* Task requirements
Wherever a line holds the string "What", copy that line.

* Input material
--- start ---

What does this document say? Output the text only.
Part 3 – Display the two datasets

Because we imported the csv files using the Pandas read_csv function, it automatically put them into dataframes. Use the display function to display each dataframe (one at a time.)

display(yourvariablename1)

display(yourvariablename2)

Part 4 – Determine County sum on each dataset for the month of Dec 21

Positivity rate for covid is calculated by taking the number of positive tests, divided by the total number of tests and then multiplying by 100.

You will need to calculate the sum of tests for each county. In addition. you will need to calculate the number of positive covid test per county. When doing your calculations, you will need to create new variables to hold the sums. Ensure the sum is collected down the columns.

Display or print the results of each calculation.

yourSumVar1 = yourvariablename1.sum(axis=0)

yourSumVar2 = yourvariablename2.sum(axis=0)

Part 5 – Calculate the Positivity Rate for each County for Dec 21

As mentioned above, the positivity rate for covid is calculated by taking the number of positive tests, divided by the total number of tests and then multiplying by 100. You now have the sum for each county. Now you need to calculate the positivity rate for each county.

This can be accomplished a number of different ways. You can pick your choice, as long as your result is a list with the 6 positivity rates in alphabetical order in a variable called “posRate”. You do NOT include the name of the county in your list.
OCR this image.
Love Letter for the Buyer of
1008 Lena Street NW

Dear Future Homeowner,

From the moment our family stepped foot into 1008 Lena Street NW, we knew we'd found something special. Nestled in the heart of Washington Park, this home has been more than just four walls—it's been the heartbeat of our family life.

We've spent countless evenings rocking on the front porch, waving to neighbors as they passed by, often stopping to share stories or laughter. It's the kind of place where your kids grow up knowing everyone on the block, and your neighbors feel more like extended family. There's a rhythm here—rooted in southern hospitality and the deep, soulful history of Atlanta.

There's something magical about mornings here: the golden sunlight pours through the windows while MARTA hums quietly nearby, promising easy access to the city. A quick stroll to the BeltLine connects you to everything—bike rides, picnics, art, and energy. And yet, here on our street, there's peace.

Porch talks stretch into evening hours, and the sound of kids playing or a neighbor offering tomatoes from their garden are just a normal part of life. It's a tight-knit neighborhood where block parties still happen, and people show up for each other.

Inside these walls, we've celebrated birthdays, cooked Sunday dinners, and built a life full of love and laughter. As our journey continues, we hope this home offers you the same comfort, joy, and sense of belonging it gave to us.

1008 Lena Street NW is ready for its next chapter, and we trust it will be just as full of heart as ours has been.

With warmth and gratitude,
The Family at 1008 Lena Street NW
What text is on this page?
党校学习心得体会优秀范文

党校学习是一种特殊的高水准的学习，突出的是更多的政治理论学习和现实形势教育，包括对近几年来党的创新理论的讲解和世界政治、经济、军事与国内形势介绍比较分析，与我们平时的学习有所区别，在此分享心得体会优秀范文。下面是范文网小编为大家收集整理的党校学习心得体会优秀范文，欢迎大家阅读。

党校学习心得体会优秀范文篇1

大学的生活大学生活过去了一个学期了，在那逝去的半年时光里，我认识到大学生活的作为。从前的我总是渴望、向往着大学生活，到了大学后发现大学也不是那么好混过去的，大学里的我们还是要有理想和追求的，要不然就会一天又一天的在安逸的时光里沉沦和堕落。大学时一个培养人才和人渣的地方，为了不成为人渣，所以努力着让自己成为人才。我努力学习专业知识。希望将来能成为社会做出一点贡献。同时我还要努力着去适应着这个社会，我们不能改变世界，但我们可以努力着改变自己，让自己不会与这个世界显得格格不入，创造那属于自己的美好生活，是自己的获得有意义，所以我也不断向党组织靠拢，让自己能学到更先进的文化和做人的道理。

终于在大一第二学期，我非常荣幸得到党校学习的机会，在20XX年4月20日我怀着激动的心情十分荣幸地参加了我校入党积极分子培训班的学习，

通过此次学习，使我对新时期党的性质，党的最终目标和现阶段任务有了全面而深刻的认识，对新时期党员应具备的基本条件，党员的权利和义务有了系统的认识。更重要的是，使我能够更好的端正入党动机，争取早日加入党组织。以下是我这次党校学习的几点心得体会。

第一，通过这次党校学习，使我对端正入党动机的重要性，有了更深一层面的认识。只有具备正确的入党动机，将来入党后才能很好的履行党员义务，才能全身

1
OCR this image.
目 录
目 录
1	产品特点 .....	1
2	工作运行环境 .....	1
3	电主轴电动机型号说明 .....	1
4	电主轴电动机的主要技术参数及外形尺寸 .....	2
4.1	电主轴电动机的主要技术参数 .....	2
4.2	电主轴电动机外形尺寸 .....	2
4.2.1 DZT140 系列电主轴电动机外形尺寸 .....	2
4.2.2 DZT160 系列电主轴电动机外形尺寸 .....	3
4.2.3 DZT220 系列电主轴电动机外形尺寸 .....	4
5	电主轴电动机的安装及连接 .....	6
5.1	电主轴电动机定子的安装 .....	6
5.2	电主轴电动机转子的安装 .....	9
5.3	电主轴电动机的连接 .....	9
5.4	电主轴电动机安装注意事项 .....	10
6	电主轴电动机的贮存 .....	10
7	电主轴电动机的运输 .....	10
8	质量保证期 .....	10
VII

--- end ---

* Expected answer
What does this document say? Output the text only.
What text is on this page?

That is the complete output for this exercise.